TASK INSTRUCTIONS:
A) From the Canadian dollar article, pull out everything from "The Canadian dollar exchange" down to "centred around 1.29’s.", word for word.
B) Write what comes next in the Canadian dollar article, picking up right after its last sentence.
** start DOCUMENT PASSAGE **
Canadian Dollar Forecast to Underperform Despite Fast-Improving Oil Price Dynamics

The Canadian dollar exchange rate complex may have seen the underperformance that has characterised performance this May coming to an end.

  • Oil price uptrend forecast to extend, seen as CAD supportive
  • But strategists still see potential CAD weakness ahead, GBP/CAD and USD/CAD forecast higher

Canadian dollar outlook

The Canadian dollar has under-performed the US dollar for two weeks now allowing the USD to CAD conversion the chance to push higher from 2016 lows at 1.2461 to the current range centred around 1.29’s.

The pound to Canadian dollar exchange rate has meanwhile bounced off the floor at 1.81 to recover to the mid 1.85s.

However, in both USD/CAD and GBP/CAD the charts betray an inability to push much higher; we are potentially witnessing the end of the recent bout of Canadian dollar weakness.

“CAD’s -0.2% return last week should be view as an outperformance. CAD reached a new high for the year against AUD. The CADMXN cross reached a new all-time high. The principal reason for CAD outperformance is presumably last week’s 2.8% rally in WTI,” says the head of FX at BMO Capital, Stephen Gallo.
** end DOCUMENT PASSAGE **
** start DATASET EXCERPT **
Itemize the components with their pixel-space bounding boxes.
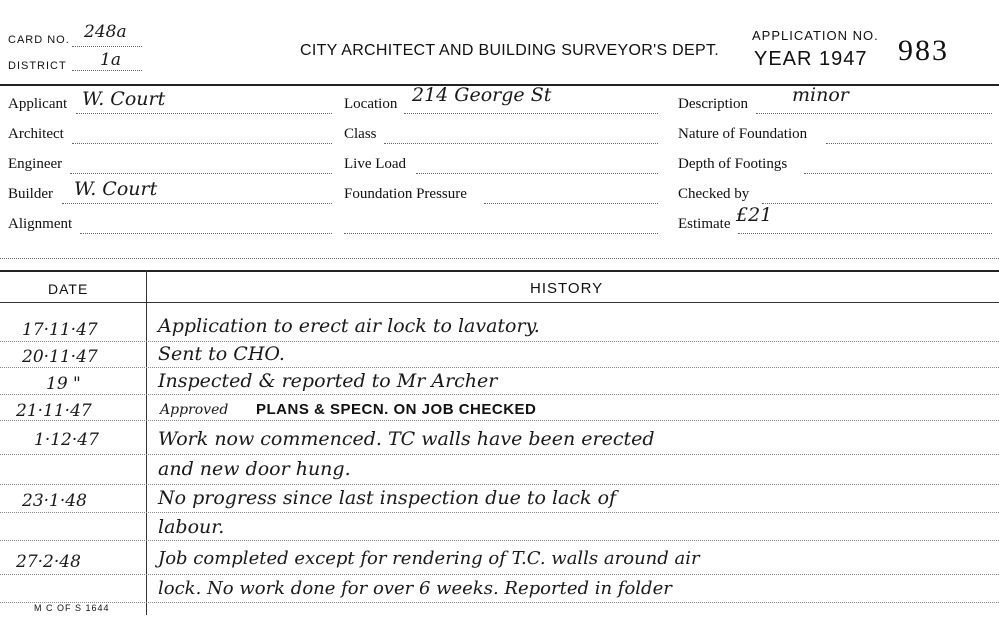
** end DATASET EXCERPT **
FINAL ANSWERS:
A)
The Canadian dollar exchange rate complex may have seen the underperformance that has characterised performance this May coming to an end.

  • Oil price uptrend forecast to extend, seen as CAD supportive
  • But strategists still see potential CAD weakness ahead, GBP/CAD and USD/CAD forecast higher

Canadian dollar outlook

The Canadian dollar has under-performed the US dollar for two weeks now allowing the USD to CAD conversion the chance to push higher from 2016 lows at 1.2461 to the current range centred around 1.29’s.

B)
WCS grade oil gained 5.0%, WTI and Brent ended the week at $46.33 and $49.3, respectively, increasing on a better than expected EIA STEO report. WTI rose 3.36% last week, while Brent was up 4.46%.

The WTI/Brent gap narrowed last week due to supply disruptions from the Canadian Wildfires, while militant activity in several African producing countries also contributed to output declines.

However, despite the oil gains, CAD still lost a bit of ground against the USD because interest rate differentials moved against it.

But, with forecasts for oil continuing to point to further advances we would imagine that any USD weakness will be jumped on.

“Technical indicators for crude are far superior now than they were a year ago, when WTI began its 'double dip' to sub-$30 levels. Brent has broken (and more importantly, held) the 50-week moving average and we believe crude prices could test the $58-$60/bbl band in the 3-6 month intermediate term,” says James West at Evercore ISI.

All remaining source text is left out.